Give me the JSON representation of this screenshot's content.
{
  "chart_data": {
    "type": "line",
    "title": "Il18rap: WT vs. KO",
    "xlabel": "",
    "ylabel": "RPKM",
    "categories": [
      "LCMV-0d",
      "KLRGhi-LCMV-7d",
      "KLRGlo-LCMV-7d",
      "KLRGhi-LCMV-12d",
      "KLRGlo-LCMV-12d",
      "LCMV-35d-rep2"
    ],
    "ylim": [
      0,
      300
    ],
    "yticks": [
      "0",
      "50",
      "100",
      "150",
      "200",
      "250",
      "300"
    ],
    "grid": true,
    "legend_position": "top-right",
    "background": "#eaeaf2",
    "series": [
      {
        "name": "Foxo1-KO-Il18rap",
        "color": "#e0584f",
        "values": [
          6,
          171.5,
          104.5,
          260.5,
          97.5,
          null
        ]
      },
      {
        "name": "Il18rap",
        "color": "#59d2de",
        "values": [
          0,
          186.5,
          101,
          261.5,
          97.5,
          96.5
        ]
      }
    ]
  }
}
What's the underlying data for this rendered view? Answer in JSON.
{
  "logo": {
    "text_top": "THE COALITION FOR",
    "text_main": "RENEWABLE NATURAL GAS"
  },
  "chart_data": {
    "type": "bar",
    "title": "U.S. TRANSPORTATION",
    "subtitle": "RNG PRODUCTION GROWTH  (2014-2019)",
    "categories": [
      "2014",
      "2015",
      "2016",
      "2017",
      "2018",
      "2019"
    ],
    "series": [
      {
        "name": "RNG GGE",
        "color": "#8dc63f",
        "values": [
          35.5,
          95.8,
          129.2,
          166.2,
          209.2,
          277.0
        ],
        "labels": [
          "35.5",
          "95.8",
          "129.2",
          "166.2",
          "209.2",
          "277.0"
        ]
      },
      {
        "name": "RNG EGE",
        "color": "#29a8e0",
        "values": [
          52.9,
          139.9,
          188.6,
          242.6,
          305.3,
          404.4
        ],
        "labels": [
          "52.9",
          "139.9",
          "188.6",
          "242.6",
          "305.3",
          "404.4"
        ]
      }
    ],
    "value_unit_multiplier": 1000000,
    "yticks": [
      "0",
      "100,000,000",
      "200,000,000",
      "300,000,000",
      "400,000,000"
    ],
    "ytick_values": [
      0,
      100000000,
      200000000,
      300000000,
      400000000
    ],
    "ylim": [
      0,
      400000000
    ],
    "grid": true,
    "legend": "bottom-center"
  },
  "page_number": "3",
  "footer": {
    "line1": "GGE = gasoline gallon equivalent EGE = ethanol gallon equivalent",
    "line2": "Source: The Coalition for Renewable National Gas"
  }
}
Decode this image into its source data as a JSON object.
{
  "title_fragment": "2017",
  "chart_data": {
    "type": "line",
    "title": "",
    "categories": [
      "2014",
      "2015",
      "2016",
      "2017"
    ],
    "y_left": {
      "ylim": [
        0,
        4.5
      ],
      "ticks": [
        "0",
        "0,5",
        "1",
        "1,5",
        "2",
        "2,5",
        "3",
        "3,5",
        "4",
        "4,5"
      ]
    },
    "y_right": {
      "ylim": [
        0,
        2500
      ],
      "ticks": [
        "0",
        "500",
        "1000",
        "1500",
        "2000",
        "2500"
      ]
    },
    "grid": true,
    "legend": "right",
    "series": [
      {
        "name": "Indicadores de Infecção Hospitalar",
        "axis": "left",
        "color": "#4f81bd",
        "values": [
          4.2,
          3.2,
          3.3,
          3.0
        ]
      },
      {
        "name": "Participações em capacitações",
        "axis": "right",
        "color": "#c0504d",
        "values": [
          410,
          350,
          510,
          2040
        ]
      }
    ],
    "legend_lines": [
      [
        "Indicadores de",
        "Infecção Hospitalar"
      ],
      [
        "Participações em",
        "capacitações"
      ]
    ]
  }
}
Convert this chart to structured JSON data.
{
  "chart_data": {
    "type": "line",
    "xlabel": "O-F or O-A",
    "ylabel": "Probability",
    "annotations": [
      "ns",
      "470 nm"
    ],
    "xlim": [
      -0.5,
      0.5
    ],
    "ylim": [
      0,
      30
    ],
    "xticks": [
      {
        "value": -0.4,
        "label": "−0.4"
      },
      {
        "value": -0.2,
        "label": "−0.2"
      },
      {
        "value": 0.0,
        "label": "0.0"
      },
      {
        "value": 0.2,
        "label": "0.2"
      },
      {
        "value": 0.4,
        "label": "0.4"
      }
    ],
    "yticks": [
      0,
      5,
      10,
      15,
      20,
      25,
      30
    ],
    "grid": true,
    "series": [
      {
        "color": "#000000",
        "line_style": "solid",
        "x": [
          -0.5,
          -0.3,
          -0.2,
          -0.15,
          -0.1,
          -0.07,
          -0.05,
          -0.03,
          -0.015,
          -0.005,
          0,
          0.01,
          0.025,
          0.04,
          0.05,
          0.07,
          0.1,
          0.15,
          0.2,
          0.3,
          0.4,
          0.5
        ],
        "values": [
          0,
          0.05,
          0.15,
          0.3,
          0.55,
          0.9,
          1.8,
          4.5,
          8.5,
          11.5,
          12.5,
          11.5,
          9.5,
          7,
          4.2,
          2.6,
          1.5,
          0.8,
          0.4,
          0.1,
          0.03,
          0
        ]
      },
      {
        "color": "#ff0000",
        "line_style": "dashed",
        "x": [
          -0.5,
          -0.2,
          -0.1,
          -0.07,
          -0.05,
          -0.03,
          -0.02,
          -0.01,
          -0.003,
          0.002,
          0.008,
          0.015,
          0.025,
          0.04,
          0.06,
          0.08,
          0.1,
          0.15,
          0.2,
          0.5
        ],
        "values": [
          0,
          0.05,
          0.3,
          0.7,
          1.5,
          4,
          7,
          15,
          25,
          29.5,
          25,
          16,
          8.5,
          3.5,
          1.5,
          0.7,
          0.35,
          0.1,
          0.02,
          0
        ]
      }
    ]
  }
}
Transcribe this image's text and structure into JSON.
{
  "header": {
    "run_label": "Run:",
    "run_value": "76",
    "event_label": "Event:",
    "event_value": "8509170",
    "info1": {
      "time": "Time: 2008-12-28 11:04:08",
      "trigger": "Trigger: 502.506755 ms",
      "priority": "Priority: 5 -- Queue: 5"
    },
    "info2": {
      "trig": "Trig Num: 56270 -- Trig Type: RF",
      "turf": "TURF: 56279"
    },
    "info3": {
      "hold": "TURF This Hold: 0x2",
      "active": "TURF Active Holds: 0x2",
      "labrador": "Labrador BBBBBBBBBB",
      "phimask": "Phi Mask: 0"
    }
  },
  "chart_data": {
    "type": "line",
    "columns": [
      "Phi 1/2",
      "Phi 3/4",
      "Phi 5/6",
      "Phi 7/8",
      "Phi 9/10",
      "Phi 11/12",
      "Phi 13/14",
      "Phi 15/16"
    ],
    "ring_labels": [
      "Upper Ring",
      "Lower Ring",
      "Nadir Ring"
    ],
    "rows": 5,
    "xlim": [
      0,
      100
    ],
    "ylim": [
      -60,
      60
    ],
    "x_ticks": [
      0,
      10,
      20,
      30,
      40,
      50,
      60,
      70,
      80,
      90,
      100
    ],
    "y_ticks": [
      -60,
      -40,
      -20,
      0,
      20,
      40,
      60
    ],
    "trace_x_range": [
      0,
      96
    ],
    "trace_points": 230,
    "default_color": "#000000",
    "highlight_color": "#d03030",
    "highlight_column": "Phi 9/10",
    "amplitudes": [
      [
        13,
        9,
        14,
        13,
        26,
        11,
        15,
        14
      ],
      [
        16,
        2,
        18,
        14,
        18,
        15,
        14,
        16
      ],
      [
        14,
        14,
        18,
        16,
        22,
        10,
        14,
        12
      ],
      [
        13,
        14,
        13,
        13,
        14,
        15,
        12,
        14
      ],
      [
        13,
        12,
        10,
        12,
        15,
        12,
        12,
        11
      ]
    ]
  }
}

::::::::

-- Goal --
Of all the lines in the entries, how many contain the word "TURF"? Give only the number.

-- Response --
3